** Begin Exercise inputs **

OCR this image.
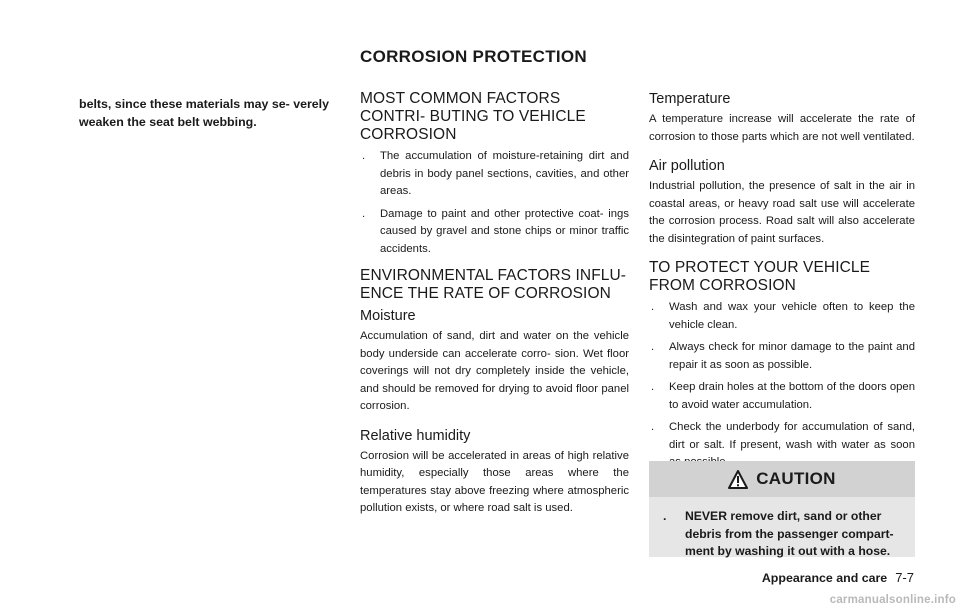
CORROSION PROTECTION

belts, since these materials may se- verely weaken the seat belt webbing.

MOST COMMON FACTORS CONTRI- BUTING TO VEHICLE CORROSION
. The accumulation of moisture-retaining dirt and debris in body panel sections, cavities, and other areas.
. Damage to paint and other protective coat- ings caused by gravel and stone chips or minor traffic accidents.
ENVIRONMENTAL FACTORS INFLU- ENCE THE RATE OF CORROSION
Moisture

Accumulation of sand, dirt and water on the vehicle body underside can accelerate corro- sion. Wet floor coverings will not dry completely inside the vehicle, and should be removed for drying to avoid floor panel corrosion.

Relative humidity

Corrosion will be accelerated in areas of high relative humidity, especially those areas where the temperatures stay above freezing where atmospheric pollution exists, or where road salt is used.

Temperature

A temperature increase will accelerate the rate of corrosion to those parts which are not well ventilated.

Air pollution

Industrial pollution, the presence of salt in the air in coastal areas, or heavy road salt use will accelerate the corrosion process. Road salt will also accelerate the disintegration of paint surfaces.

TO PROTECT YOUR VEHICLE FROM CORROSION
. Wash and wax your vehicle often to keep the vehicle clean.
. Always check for minor damage to the paint and repair it as soon as possible.
. Keep drain holes at the bottom of the doors open to avoid water accumulation.
. Check the underbody for accumulation of sand, dirt or salt. If present, wash with water as soon
CAUTION
.	NEVER remove dirt, sand or other debris from the passenger compart- ment by washing it out with a hose.
Appearance and care 7-7
carmanualsonline.info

** End Exercise inputs **

* [To be done] Return a copy of every line that includes the word "FACTORS".

* [Solution to this problem]
MOST COMMON FACTORS CONTRI- BUTING TO VEHICLE CORROSION
ENVIRONMENTAL FACTORS INFLU- ENCE THE RATE OF CORROSION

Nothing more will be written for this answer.